— Start Data for this task —

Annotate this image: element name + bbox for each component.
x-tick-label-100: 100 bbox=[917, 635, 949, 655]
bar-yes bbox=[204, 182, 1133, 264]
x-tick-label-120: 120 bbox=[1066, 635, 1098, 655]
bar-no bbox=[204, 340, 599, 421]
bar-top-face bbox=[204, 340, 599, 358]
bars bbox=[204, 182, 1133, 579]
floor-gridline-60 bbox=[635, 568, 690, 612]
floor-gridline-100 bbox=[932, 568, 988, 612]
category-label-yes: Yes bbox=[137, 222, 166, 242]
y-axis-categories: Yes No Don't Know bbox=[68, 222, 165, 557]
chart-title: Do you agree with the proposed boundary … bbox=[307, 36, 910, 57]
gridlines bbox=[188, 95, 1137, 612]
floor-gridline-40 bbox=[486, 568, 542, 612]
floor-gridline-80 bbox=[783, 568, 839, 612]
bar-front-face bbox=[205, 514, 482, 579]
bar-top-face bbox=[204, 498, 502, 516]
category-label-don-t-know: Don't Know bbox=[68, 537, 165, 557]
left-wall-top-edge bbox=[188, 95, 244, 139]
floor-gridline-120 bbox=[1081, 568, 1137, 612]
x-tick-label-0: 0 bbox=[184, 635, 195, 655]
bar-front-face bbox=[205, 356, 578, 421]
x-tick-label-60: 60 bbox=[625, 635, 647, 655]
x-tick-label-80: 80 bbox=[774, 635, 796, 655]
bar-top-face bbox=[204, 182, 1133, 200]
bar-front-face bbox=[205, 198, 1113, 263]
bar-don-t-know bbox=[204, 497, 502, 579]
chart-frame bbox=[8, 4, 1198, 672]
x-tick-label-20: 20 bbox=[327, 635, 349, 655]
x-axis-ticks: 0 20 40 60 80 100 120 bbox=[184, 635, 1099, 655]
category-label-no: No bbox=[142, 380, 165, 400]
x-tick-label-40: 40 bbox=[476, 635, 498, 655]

— End Data for this task —

§ **To be done**: Can you rewrite the lines above, replacing every "bar-front-face" with "bar-front-panel" and leaving everything else unchanged?

§ **The solution**:
Annotate this image: element name + bbox for each component.
x-tick-label-100: 100 bbox=[917, 635, 949, 655]
bar-yes bbox=[204, 182, 1133, 264]
x-tick-label-120: 120 bbox=[1066, 635, 1098, 655]
bar-no bbox=[204, 340, 599, 421]
bar-top-face bbox=[204, 340, 599, 358]
bars bbox=[204, 182, 1133, 579]
floor-gridline-60 bbox=[635, 568, 690, 612]
floor-gridline-100 bbox=[932, 568, 988, 612]
category-label-yes: Yes bbox=[137, 222, 166, 242]
y-axis-categories: Yes No Don't Know bbox=[68, 222, 165, 557]
chart-title: Do you agree with the proposed boundary … bbox=[307, 36, 910, 57]
gridlines bbox=[188, 95, 1137, 612]
floor-gridline-40 bbox=[486, 568, 542, 612]
floor-gridline-80 bbox=[783, 568, 839, 612]
bar-front-panel bbox=[205, 514, 482, 579]
bar-top-face bbox=[204, 498, 502, 516]
category-label-don-t-know: Don't Know bbox=[68, 537, 165, 557]
left-wall-top-edge bbox=[188, 95, 244, 139]
floor-gridline-120 bbox=[1081, 568, 1137, 612]
x-tick-label-0: 0 bbox=[184, 635, 195, 655]
bar-front-panel bbox=[205, 356, 578, 421]
x-tick-label-60: 60 bbox=[625, 635, 647, 655]
x-tick-label-80: 80 bbox=[774, 635, 796, 655]
bar-top-face bbox=[204, 182, 1133, 200]
bar-front-panel bbox=[205, 198, 1113, 263]
bar-don-t-know bbox=[204, 497, 502, 579]
chart-frame bbox=[8, 4, 1198, 672]
x-tick-label-20: 20 bbox=[327, 635, 349, 655]
x-axis-ticks: 0 20 40 60 80 100 120 bbox=[184, 635, 1099, 655]
category-label-no: No bbox=[142, 380, 165, 400]
x-tick-label-40: 40 bbox=[476, 635, 498, 655]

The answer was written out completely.